» Material shown
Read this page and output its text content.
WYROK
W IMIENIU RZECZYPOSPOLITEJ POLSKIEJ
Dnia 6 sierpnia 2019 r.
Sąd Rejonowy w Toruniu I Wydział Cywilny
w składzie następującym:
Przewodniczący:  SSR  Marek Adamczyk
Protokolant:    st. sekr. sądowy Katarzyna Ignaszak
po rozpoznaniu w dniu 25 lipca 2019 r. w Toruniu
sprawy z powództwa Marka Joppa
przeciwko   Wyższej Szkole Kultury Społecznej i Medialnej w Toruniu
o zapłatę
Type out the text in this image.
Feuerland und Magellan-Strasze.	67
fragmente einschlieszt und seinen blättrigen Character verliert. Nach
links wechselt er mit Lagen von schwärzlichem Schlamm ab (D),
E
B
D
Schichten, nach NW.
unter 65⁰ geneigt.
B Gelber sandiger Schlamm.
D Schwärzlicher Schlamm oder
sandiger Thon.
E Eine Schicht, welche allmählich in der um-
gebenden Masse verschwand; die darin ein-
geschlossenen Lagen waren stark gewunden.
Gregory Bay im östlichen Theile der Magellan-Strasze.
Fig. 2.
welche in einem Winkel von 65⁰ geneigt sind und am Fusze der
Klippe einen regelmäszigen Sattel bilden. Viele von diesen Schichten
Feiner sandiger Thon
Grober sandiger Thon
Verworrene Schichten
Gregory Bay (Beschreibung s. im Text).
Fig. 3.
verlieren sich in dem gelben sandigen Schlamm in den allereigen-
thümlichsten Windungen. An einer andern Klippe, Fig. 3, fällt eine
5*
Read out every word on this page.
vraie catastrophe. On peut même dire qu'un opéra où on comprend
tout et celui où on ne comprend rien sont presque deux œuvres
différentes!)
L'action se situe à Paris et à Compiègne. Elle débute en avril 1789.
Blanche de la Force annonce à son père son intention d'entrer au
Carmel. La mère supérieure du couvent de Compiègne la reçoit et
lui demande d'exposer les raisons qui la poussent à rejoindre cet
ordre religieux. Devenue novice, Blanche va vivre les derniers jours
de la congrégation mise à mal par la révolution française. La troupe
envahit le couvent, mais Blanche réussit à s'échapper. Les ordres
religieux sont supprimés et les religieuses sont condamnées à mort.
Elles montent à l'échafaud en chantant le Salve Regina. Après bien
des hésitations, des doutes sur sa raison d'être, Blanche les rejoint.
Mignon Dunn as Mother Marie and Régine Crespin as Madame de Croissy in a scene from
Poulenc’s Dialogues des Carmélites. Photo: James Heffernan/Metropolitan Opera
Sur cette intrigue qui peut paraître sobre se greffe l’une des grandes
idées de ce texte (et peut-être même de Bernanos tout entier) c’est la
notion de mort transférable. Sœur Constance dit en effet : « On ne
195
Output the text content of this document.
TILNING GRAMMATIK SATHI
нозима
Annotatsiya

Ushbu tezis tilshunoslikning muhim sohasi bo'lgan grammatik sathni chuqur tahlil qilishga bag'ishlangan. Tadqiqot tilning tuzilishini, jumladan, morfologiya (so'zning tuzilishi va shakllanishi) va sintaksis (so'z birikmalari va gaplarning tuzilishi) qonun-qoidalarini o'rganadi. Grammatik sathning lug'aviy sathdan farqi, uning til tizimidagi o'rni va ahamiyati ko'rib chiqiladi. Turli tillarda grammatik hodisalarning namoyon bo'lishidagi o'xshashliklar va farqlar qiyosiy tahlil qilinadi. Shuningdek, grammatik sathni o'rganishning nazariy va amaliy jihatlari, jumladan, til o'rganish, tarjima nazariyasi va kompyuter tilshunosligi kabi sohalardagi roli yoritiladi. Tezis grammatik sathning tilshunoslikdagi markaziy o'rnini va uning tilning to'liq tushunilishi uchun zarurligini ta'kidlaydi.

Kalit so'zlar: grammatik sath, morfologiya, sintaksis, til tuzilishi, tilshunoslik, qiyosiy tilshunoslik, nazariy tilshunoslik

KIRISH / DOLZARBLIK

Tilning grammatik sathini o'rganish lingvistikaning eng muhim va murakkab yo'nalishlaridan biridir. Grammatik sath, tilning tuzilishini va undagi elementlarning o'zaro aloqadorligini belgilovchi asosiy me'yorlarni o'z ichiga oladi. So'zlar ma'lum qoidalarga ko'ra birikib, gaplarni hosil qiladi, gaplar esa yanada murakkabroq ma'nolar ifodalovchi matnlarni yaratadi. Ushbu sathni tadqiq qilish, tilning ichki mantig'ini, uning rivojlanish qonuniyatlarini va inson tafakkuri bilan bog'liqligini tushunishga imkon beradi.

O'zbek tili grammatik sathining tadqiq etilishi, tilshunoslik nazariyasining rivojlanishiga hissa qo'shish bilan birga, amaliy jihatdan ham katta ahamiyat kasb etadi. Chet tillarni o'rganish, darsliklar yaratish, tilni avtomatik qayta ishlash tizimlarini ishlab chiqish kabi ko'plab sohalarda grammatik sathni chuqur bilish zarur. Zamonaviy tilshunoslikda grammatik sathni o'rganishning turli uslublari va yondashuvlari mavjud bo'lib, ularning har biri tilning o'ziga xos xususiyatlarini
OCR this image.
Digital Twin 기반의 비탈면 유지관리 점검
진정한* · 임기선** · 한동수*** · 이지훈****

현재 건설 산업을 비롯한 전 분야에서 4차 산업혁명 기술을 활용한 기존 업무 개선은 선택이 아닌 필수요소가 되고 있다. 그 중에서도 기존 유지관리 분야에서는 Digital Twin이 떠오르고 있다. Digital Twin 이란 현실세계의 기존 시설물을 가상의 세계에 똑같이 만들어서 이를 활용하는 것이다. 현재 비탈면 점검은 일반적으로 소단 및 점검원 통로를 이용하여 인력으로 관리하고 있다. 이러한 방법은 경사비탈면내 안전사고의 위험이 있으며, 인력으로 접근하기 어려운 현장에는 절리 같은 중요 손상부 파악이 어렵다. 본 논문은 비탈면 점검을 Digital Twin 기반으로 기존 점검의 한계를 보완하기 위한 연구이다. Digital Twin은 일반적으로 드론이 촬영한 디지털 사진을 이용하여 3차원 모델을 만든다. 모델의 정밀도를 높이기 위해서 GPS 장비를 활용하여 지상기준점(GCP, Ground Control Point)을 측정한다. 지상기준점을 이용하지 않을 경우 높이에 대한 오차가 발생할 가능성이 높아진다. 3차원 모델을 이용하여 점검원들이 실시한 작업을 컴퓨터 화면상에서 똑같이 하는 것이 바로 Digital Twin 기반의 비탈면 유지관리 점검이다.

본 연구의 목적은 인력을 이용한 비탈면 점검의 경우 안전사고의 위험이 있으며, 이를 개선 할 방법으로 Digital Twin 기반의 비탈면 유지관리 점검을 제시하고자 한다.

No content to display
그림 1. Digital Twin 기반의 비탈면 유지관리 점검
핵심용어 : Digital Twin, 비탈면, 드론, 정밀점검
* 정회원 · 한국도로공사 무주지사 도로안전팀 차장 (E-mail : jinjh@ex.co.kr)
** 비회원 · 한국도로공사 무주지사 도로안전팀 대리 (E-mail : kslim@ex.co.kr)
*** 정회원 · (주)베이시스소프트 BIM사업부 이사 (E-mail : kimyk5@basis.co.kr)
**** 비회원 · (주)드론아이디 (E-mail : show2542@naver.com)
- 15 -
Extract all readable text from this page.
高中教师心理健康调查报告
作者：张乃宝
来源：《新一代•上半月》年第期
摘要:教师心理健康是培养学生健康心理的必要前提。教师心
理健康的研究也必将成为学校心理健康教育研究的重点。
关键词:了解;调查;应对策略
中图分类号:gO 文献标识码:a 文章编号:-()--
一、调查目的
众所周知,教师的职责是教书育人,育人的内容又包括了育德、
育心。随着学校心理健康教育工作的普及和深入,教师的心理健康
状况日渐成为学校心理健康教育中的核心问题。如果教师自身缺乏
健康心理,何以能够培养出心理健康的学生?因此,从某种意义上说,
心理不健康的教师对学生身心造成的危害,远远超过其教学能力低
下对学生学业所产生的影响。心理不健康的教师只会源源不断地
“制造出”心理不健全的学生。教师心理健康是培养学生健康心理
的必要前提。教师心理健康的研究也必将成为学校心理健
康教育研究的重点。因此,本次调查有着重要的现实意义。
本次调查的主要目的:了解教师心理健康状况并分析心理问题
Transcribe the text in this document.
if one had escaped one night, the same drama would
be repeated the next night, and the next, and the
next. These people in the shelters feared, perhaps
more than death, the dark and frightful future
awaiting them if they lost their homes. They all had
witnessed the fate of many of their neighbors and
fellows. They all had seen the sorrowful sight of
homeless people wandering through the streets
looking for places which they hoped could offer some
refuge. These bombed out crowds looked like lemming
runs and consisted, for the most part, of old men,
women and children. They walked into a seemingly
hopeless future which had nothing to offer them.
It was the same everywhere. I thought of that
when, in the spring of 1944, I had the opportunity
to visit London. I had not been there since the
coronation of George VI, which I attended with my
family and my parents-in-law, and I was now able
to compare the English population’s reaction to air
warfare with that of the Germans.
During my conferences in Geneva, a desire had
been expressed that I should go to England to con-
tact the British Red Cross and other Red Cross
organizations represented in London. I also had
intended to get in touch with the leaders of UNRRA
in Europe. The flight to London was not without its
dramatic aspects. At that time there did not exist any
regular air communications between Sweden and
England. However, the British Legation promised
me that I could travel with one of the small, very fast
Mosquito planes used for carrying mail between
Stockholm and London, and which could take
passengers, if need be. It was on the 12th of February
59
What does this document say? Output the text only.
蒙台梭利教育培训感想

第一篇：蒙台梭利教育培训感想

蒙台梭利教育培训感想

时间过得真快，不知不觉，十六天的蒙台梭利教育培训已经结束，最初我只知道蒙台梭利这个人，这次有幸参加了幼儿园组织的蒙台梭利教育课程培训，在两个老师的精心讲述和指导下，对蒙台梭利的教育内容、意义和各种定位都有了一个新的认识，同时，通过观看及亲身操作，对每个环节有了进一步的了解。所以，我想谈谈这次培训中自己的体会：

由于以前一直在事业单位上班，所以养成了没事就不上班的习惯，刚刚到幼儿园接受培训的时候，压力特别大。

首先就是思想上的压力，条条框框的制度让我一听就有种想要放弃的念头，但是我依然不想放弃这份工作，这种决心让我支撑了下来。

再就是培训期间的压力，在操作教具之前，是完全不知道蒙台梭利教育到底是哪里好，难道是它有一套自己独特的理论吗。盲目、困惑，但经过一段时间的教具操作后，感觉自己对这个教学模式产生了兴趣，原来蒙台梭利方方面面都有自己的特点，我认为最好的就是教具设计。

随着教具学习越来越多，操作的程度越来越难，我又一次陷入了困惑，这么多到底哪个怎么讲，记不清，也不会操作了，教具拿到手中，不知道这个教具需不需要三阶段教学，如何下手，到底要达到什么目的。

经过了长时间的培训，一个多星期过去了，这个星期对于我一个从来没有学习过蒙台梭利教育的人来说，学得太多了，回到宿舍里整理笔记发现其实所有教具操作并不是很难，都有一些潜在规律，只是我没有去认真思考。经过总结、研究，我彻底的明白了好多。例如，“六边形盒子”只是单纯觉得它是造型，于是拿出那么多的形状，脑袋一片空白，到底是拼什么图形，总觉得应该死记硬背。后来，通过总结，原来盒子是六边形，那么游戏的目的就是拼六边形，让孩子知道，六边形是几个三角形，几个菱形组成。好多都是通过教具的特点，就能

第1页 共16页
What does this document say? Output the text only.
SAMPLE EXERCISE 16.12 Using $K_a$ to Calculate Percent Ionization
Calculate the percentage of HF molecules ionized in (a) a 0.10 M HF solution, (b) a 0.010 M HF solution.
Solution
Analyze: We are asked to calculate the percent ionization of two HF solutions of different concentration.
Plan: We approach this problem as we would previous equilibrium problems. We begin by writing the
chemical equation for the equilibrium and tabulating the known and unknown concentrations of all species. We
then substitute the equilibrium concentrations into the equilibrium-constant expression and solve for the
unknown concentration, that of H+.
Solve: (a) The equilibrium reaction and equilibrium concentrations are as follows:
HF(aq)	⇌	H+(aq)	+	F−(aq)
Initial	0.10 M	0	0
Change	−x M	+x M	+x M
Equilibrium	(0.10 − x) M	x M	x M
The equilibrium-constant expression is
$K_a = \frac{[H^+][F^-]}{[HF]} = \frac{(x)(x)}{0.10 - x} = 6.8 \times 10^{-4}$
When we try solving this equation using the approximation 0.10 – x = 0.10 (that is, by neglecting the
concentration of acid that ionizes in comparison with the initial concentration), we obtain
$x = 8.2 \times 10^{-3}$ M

» Objective
Locate the word "would" in the data above. Copy every line carrying it.

» Exercise solution
if one had escaped one night, the same drama would
Plan: We approach this problem as we would previous equilibrium problems. We begin by writing the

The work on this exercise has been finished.